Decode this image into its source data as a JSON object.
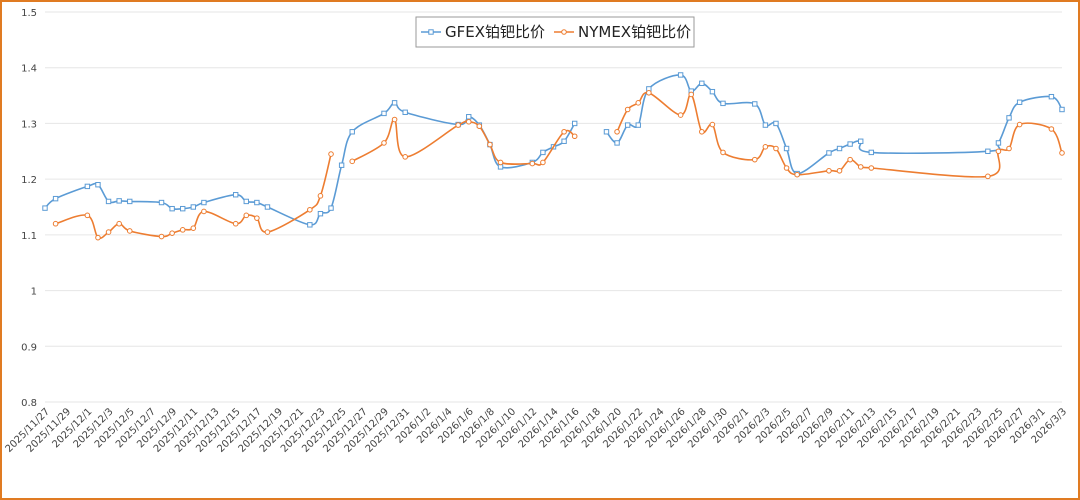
{
  "colors": {
    "frame": "#e07b22",
    "grid": "#e6e6e6",
    "series_1": "#5b9bd5",
    "series_2": "#ed7d31"
  },
  "chart_data": {
    "type": "line",
    "title": "",
    "xlabel": "",
    "ylabel": "",
    "ylim": [
      0.8,
      1.5
    ],
    "yticks": [
      "0.8",
      "0.9",
      "1",
      "1.1",
      "1.2",
      "1.3",
      "1.4",
      "1.5"
    ],
    "grid": true,
    "legend_position": "top-right",
    "x_range": [
      "2025-11-27",
      "2026-03-03"
    ],
    "xtick_labels": [
      "2025/11/27",
      "2025/11/29",
      "2025/12/1",
      "2025/12/3",
      "2025/12/5",
      "2025/12/7",
      "2025/12/9",
      "2025/12/11",
      "2025/12/13",
      "2025/12/15",
      "2025/12/17",
      "2025/12/19",
      "2025/12/21",
      "2025/12/23",
      "2025/12/25",
      "2025/12/27",
      "2025/12/29",
      "2025/12/31",
      "2026/1/2",
      "2026/1/4",
      "2026/1/6",
      "2026/1/8",
      "2026/1/10",
      "2026/1/12",
      "2026/1/14",
      "2026/1/16",
      "2026/1/18",
      "2026/1/20",
      "2026/1/22",
      "2026/1/24",
      "2026/1/26",
      "2026/1/28",
      "2026/1/30",
      "2026/2/1",
      "2026/2/3",
      "2026/2/5",
      "2026/2/7",
      "2026/2/9",
      "2026/2/11",
      "2026/2/13",
      "2026/2/15",
      "2026/2/17",
      "2026/2/19",
      "2026/2/21",
      "2026/2/23",
      "2026/2/25",
      "2026/2/27",
      "2026/3/1",
      "2026/3/3"
    ],
    "series": [
      {
        "name": "GFEX铂钯比价",
        "marker": "square",
        "segments": [
          [
            [
              "2025-11-27",
              1.148
            ],
            [
              "2025-11-28",
              1.165
            ],
            [
              "2025-12-01",
              1.187
            ],
            [
              "2025-12-02",
              1.19
            ],
            [
              "2025-12-03",
              1.16
            ],
            [
              "2025-12-04",
              1.161
            ],
            [
              "2025-12-05",
              1.16
            ],
            [
              "2025-12-08",
              1.158
            ],
            [
              "2025-12-09",
              1.147
            ],
            [
              "2025-12-10",
              1.147
            ],
            [
              "2025-12-11",
              1.15
            ],
            [
              "2025-12-12",
              1.158
            ],
            [
              "2025-12-15",
              1.172
            ],
            [
              "2025-12-16",
              1.16
            ],
            [
              "2025-12-17",
              1.158
            ],
            [
              "2025-12-18",
              1.15
            ],
            [
              "2025-12-22",
              1.118
            ],
            [
              "2025-12-23",
              1.138
            ],
            [
              "2025-12-24",
              1.148
            ],
            [
              "2025-12-25",
              1.225
            ],
            [
              "2025-12-26",
              1.285
            ],
            [
              "2025-12-29",
              1.318
            ],
            [
              "2025-12-30",
              1.337
            ],
            [
              "2025-12-31",
              1.32
            ],
            [
              "2026-01-05",
              1.298
            ],
            [
              "2026-01-06",
              1.312
            ],
            [
              "2026-01-07",
              1.297
            ],
            [
              "2026-01-08",
              1.262
            ],
            [
              "2026-01-09",
              1.222
            ],
            [
              "2026-01-12",
              1.23
            ],
            [
              "2026-01-13",
              1.248
            ],
            [
              "2026-01-14",
              1.258
            ],
            [
              "2026-01-15",
              1.268
            ],
            [
              "2026-01-16",
              1.3
            ]
          ],
          [
            [
              "2026-01-19",
              1.285
            ],
            [
              "2026-01-20",
              1.265
            ],
            [
              "2026-01-21",
              1.297
            ],
            [
              "2026-01-22",
              1.297
            ],
            [
              "2026-01-23",
              1.362
            ],
            [
              "2026-01-26",
              1.387
            ],
            [
              "2026-01-27",
              1.358
            ],
            [
              "2026-01-28",
              1.372
            ],
            [
              "2026-01-29",
              1.357
            ],
            [
              "2026-01-30",
              1.336
            ],
            [
              "2026-02-02",
              1.335
            ],
            [
              "2026-02-03",
              1.297
            ],
            [
              "2026-02-04",
              1.3
            ],
            [
              "2026-02-05",
              1.255
            ],
            [
              "2026-02-06",
              1.21
            ],
            [
              "2026-02-09",
              1.247
            ],
            [
              "2026-02-10",
              1.255
            ],
            [
              "2026-02-11",
              1.263
            ],
            [
              "2026-02-12",
              1.268
            ],
            [
              "2026-02-13",
              1.248
            ],
            [
              "2026-02-24",
              1.25
            ],
            [
              "2026-02-25",
              1.265
            ],
            [
              "2026-02-26",
              1.31
            ],
            [
              "2026-02-27",
              1.338
            ],
            [
              "2026-03-02",
              1.348
            ],
            [
              "2026-03-03",
              1.325
            ]
          ]
        ]
      },
      {
        "name": "NYMEX铂钯比价",
        "marker": "circle",
        "segments": [
          [
            [
              "2025-11-28",
              1.12
            ],
            [
              "2025-12-01",
              1.135
            ],
            [
              "2025-12-02",
              1.095
            ],
            [
              "2025-12-03",
              1.105
            ],
            [
              "2025-12-04",
              1.12
            ],
            [
              "2025-12-05",
              1.107
            ],
            [
              "2025-12-08",
              1.097
            ],
            [
              "2025-12-09",
              1.103
            ],
            [
              "2025-12-10",
              1.109
            ],
            [
              "2025-12-11",
              1.112
            ],
            [
              "2025-12-12",
              1.142
            ],
            [
              "2025-12-15",
              1.12
            ],
            [
              "2025-12-16",
              1.135
            ],
            [
              "2025-12-17",
              1.13
            ],
            [
              "2025-12-18",
              1.105
            ],
            [
              "2025-12-22",
              1.145
            ],
            [
              "2025-12-23",
              1.17
            ],
            [
              "2025-12-24",
              1.245
            ]
          ],
          [
            [
              "2025-12-26",
              1.232
            ],
            [
              "2025-12-29",
              1.265
            ],
            [
              "2025-12-30",
              1.307
            ],
            [
              "2025-12-31",
              1.24
            ],
            [
              "2026-01-05",
              1.297
            ],
            [
              "2026-01-06",
              1.303
            ],
            [
              "2026-01-07",
              1.295
            ],
            [
              "2026-01-08",
              1.262
            ],
            [
              "2026-01-09",
              1.23
            ],
            [
              "2026-01-12",
              1.228
            ],
            [
              "2026-01-13",
              1.23
            ],
            [
              "2026-01-15",
              1.285
            ],
            [
              "2026-01-16",
              1.277
            ]
          ],
          [
            [
              "2026-01-20",
              1.285
            ],
            [
              "2026-01-21",
              1.325
            ],
            [
              "2026-01-22",
              1.337
            ],
            [
              "2026-01-23",
              1.355
            ],
            [
              "2026-01-26",
              1.315
            ],
            [
              "2026-01-27",
              1.352
            ],
            [
              "2026-01-28",
              1.285
            ],
            [
              "2026-01-29",
              1.298
            ],
            [
              "2026-01-30",
              1.248
            ],
            [
              "2026-02-02",
              1.235
            ],
            [
              "2026-02-03",
              1.258
            ],
            [
              "2026-02-04",
              1.255
            ],
            [
              "2026-02-05",
              1.22
            ],
            [
              "2026-02-06",
              1.208
            ],
            [
              "2026-02-09",
              1.215
            ],
            [
              "2026-02-10",
              1.215
            ],
            [
              "2026-02-11",
              1.235
            ],
            [
              "2026-02-12",
              1.222
            ],
            [
              "2026-02-13",
              1.22
            ],
            [
              "2026-02-24",
              1.205
            ],
            [
              "2026-02-25",
              1.25
            ],
            [
              "2026-02-26",
              1.255
            ],
            [
              "2026-02-27",
              1.298
            ],
            [
              "2026-03-02",
              1.29
            ],
            [
              "2026-03-03",
              1.247
            ]
          ]
        ]
      }
    ]
  }
}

^^^^

_Written task_
Repeat the listing verbatim. Skip the pictures.

_Full answer_
Decode this image into its source data as a JSON object.
{
  "colors": {
    "frame": "#e07b22",
    "grid": "#e6e6e6",
    "series_1": "#5b9bd5",
    "series_2": "#ed7d31"
  },
  "chart_data": {
    "type": "line",
    "title": "",
    "xlabel": "",
    "ylabel": "",
    "ylim": [
      0.8,
      1.5
    ],
    "yticks": [
      "0.8",
      "0.9",
      "1",
      "1.1",
      "1.2",
      "1.3",
      "1.4",
      "1.5"
    ],
    "grid": true,
    "legend_position": "top-right",
    "x_range": [
      "2025-11-27",
      "2026-03-03"
    ],
    "xtick_labels": [
      "2025/11/27",
      "2025/11/29",
      "2025/12/1",
      "2025/12/3",
      "2025/12/5",
      "2025/12/7",
      "2025/12/9",
      "2025/12/11",
      "2025/12/13",
      "2025/12/15",
      "2025/12/17",
      "2025/12/19",
      "2025/12/21",
      "2025/12/23",
      "2025/12/25",
      "2025/12/27",
      "2025/12/29",
      "2025/12/31",
      "2026/1/2",
      "2026/1/4",
      "2026/1/6",
      "2026/1/8",
      "2026/1/10",
      "2026/1/12",
      "2026/1/14",
      "2026/1/16",
      "2026/1/18",
      "2026/1/20",
      "2026/1/22",
      "2026/1/24",
      "2026/1/26",
      "2026/1/28",
      "2026/1/30",
      "2026/2/1",
      "2026/2/3",
      "2026/2/5",
      "2026/2/7",
      "2026/2/9",
      "2026/2/11",
      "2026/2/13",
      "2026/2/15",
      "2026/2/17",
      "2026/2/19",
      "2026/2/21",
      "2026/2/23",
      "2026/2/25",
      "2026/2/27",
      "2026/3/1",
      "2026/3/3"
    ],
    "series": [
      {
        "name": "GFEX铂钯比价",
        "marker": "square",
        "segments": [
          [
            [
              "2025-11-27",
              1.148
            ],
            [
              "2025-11-28",
              1.165
            ],
            [
              "2025-12-01",
              1.187
            ],
            [
              "2025-12-02",
              1.19
            ],
            [
              "2025-12-03",
              1.16
            ],
            [
              "2025-12-04",
              1.161
            ],
            [
              "2025-12-05",
              1.16
            ],
            [
              "2025-12-08",
              1.158
            ],
            [
              "2025-12-09",
              1.147
            ],
            [
              "2025-12-10",
              1.147
            ],
            [
              "2025-12-11",
              1.15
            ],
            [
              "2025-12-12",
              1.158
            ],
            [
              "2025-12-15",
              1.172
            ],
            [
              "2025-12-16",
              1.16
            ],
            [
              "2025-12-17",
              1.158
            ],
            [
              "2025-12-18",
              1.15
            ],
            [
              "2025-12-22",
              1.118
            ],
            [
              "2025-12-23",
              1.138
            ],
            [
              "2025-12-24",
              1.148
            ],
            [
              "2025-12-25",
              1.225
            ],
            [
              "2025-12-26",
              1.285
            ],
            [
              "2025-12-29",
              1.318
            ],
            [
              "2025-12-30",
              1.337
            ],
            [
              "2025-12-31",
              1.32
            ],
            [
              "2026-01-05",
              1.298
            ],
            [
              "2026-01-06",
              1.312
            ],
            [
              "2026-01-07",
              1.297
            ],
            [
              "2026-01-08",
              1.262
            ],
            [
              "2026-01-09",
              1.222
            ],
            [
              "2026-01-12",
              1.23
            ],
            [
              "2026-01-13",
              1.248
            ],
            [
              "2026-01-14",
              1.258
            ],
            [
              "2026-01-15",
              1.268
            ],
            [
              "2026-01-16",
              1.3
            ]
          ],
          [
            [
              "2026-01-19",
              1.285
            ],
            [
              "2026-01-20",
              1.265
            ],
            [
              "2026-01-21",
              1.297
            ],
            [
              "2026-01-22",
              1.297
            ],
            [
              "2026-01-23",
              1.362
            ],
            [
              "2026-01-26",
              1.387
            ],
            [
              "2026-01-27",
              1.358
            ],
            [
              "2026-01-28",
              1.372
            ],
            [
              "2026-01-29",
              1.357
            ],
            [
              "2026-01-30",
              1.336
            ],
            [
              "2026-02-02",
              1.335
            ],
            [
              "2026-02-03",
              1.297
            ],
            [
              "2026-02-04",
              1.3
            ],
            [
              "2026-02-05",
              1.255
            ],
            [
              "2026-02-06",
              1.21
            ],
            [
              "2026-02-09",
              1.247
            ],
            [
              "2026-02-10",
              1.255
            ],
            [
              "2026-02-11",
              1.263
            ],
            [
              "2026-02-12",
              1.268
            ],
            [
              "2026-02-13",
              1.248
            ],
            [
              "2026-02-24",
              1.25
            ],
            [
              "2026-02-25",
              1.265
            ],
            [
              "2026-02-26",
              1.31
            ],
            [
              "2026-02-27",
              1.338
            ],
            [
              "2026-03-02",
              1.348
            ],
            [
              "2026-03-03",
              1.325
            ]
          ]
        ]
      },
      {
        "name": "NYMEX铂钯比价",
        "marker": "circle",
        "segments": [
          [
            [
              "2025-11-28",
              1.12
            ],
            [
              "2025-12-01",
              1.135
            ],
            [
              "2025-12-02",
              1.095
            ],
            [
              "2025-12-03",
              1.105
            ],
            [
              "2025-12-04",
              1.12
            ],
            [
              "2025-12-05",
              1.107
            ],
            [
              "2025-12-08",
              1.097
            ],
            [
              "2025-12-09",
              1.103
            ],
            [
              "2025-12-10",
              1.109
            ],
            [
              "2025-12-11",
              1.112
            ],
            [
              "2025-12-12",
              1.142
            ],
            [
              "2025-12-15",
              1.12
            ],
            [
              "2025-12-16",
              1.135
            ],
            [
              "2025-12-17",
              1.13
            ],
            [
              "2025-12-18",
              1.105
            ],
            [
              "2025-12-22",
              1.145
            ],
            [
              "2025-12-23",
              1.17
            ],
            [
              "2025-12-24",
              1.245
            ]
          ],
          [
            [
              "2025-12-26",
              1.232
            ],
            [
              "2025-12-29",
              1.265
            ],
            [
              "2025-12-30",
              1.307
            ],
            [
              "2025-12-31",
              1.24
            ],
            [
              "2026-01-05",
              1.297
            ],
            [
              "2026-01-06",
              1.303
            ],
            [
              "2026-01-07",
              1.295
            ],
            [
              "2026-01-08",
              1.262
            ],
            [
              "2026-01-09",
              1.23
            ],
            [
              "2026-01-12",
              1.228
            ],
            [
              "2026-01-13",
              1.23
            ],
            [
              "2026-01-15",
              1.285
            ],
            [
              "2026-01-16",
              1.277
            ]
          ],
          [
            [
              "2026-01-20",
              1.285
            ],
            [
              "2026-01-21",
              1.325
            ],
            [
              "2026-01-22",
              1.337
            ],
            [
              "2026-01-23",
              1.355
            ],
            [
              "2026-01-26",
              1.315
            ],
            [
              "2026-01-27",
              1.352
            ],
            [
              "2026-01-28",
              1.285
            ],
            [
              "2026-01-29",
              1.298
            ],
            [
              "2026-01-30",
              1.248
            ],
            [
              "2026-02-02",
              1.235
            ],
            [
              "2026-02-03",
              1.258
            ],
            [
              "2026-02-04",
              1.255
            ],
            [
              "2026-02-05",
              1.22
            ],
            [
              "2026-02-06",
              1.208
            ],
            [
              "2026-02-09",
              1.215
            ],
            [
              "2026-02-10",
              1.215
            ],
            [
              "2026-02-11",
              1.235
            ],
            [
              "2026-02-12",
              1.222
            ],
            [
              "2026-02-13",
              1.22
            ],
            [
              "2026-02-24",
              1.205
            ],
            [
              "2026-02-25",
              1.25
            ],
            [
              "2026-02-26",
              1.255
            ],
            [
              "2026-02-27",
              1.298
            ],
            [
              "2026-03-02",
              1.29
            ],
            [
              "2026-03-03",
              1.247
            ]
          ]
        ]
      }
    ]
  }
}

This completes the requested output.